= ROWS =
........

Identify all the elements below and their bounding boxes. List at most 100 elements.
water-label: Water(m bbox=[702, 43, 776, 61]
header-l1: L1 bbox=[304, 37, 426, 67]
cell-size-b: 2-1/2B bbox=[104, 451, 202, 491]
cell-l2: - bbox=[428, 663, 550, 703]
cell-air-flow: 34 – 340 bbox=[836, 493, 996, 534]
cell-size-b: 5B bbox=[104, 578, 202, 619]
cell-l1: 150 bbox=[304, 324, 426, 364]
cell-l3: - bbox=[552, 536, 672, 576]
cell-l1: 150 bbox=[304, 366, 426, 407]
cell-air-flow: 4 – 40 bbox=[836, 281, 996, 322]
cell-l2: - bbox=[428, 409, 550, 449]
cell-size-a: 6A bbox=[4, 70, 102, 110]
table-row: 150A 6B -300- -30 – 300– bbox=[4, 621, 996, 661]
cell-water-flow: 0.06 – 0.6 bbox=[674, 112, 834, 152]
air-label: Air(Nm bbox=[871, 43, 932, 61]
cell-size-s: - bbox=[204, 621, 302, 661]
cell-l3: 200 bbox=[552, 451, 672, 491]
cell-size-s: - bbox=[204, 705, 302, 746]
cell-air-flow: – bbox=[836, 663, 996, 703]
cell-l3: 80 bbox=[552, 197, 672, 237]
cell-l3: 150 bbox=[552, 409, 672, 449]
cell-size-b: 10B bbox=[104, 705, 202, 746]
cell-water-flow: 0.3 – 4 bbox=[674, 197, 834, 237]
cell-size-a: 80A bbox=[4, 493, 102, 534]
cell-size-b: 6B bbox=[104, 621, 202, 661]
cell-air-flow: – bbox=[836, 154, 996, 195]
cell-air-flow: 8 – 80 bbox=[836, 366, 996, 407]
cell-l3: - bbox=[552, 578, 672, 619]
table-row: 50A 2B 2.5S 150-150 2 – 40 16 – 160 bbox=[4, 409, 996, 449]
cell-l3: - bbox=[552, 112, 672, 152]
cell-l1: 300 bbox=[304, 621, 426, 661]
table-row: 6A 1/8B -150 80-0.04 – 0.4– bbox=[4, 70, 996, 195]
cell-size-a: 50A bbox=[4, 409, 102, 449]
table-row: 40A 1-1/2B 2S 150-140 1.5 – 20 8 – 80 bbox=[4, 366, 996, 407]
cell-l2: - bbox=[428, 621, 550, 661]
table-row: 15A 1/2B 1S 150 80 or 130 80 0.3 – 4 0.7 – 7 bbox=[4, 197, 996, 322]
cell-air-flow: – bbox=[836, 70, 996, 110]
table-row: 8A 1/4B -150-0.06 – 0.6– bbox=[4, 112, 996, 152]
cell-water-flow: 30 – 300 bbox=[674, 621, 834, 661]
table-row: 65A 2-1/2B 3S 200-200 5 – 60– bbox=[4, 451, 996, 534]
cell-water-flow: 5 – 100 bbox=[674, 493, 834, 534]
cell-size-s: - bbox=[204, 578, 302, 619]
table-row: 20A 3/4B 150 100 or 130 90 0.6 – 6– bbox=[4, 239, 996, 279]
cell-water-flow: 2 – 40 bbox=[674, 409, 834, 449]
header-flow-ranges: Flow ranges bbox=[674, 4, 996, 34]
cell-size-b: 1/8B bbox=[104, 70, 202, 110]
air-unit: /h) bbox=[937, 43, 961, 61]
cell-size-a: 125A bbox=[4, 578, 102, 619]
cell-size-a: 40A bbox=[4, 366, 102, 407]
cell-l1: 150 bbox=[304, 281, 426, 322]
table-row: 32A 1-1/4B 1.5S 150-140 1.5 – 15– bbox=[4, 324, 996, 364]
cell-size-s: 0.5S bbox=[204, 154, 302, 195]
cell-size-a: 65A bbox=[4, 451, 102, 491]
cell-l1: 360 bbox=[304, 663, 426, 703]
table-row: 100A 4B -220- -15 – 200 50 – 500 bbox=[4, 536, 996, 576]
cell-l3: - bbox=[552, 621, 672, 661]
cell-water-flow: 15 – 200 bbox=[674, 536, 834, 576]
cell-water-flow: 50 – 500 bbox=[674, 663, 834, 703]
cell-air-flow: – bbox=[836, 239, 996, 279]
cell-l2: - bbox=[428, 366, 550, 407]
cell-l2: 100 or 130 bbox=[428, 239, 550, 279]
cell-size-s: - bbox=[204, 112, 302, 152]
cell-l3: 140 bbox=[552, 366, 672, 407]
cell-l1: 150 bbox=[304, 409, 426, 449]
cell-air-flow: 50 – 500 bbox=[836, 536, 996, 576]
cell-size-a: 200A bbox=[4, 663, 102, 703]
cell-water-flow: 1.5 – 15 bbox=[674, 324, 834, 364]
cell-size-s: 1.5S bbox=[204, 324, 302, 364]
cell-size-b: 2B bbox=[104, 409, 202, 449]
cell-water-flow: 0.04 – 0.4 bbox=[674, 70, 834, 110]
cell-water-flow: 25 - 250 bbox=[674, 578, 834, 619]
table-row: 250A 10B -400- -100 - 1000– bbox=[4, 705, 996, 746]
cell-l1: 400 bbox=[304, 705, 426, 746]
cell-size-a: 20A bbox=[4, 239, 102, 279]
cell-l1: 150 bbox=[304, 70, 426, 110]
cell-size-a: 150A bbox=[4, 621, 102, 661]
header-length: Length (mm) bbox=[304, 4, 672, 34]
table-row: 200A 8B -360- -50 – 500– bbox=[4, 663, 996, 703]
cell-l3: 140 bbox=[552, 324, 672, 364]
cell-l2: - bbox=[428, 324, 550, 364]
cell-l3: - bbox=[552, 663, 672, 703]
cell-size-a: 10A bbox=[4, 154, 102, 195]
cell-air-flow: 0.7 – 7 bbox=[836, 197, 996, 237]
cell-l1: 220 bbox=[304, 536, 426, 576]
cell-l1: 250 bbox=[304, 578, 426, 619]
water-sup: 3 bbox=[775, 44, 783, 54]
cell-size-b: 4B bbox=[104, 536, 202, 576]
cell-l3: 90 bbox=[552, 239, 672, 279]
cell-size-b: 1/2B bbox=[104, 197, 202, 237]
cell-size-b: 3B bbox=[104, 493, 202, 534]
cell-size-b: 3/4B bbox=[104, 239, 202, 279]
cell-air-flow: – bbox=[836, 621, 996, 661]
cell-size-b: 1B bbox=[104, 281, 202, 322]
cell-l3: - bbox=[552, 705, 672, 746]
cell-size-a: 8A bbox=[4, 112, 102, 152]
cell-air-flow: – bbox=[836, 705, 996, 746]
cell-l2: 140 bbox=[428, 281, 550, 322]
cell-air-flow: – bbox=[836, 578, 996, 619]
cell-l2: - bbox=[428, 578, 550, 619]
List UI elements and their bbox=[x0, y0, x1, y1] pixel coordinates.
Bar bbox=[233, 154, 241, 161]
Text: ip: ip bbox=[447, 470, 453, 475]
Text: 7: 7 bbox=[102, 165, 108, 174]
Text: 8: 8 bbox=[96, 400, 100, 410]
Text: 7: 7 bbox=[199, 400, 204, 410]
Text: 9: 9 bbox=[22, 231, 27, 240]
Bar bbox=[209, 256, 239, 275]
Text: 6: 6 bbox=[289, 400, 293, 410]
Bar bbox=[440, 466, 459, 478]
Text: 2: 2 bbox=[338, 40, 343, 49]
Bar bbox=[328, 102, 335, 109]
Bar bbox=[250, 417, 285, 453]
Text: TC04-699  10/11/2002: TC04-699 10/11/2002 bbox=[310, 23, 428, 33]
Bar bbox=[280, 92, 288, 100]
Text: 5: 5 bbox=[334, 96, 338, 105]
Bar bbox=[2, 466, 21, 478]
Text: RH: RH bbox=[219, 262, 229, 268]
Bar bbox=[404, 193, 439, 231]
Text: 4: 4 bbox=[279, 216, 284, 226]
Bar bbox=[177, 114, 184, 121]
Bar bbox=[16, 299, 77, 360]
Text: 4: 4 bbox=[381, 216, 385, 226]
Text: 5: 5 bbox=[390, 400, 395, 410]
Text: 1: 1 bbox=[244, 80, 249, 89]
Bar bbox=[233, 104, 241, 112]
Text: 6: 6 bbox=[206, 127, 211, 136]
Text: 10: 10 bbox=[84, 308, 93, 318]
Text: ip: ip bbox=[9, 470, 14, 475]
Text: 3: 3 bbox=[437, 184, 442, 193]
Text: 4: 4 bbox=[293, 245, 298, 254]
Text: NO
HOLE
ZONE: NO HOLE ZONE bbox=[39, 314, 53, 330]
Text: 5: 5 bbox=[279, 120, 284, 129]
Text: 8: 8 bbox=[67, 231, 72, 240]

........

= TASK BRIEF =
Lay out everything from the top of the data above down to the line containing "cell-l1: 150 bbox=[304, 324, 426, 364]", both ends included, as a JSON list of strings with one string per line. Leave out any blank lines.

= THE ANSWER =
[
  "Identify all the elements below and their bounding boxes. List at most 100 elements.",
  "water-label: Water(m bbox=[702, 43, 776, 61]",
  "header-l1: L1 bbox=[304, 37, 426, 67]",
  "cell-size-b: 2-1/2B bbox=[104, 451, 202, 491]",
  "cell-l2: - bbox=[428, 663, 550, 703]",
  "cell-air-flow: 34 – 340 bbox=[836, 493, 996, 534]",
  "cell-size-b: 5B bbox=[104, 578, 202, 619]",
  "cell-l1: 150 bbox=[304, 324, 426, 364]"
]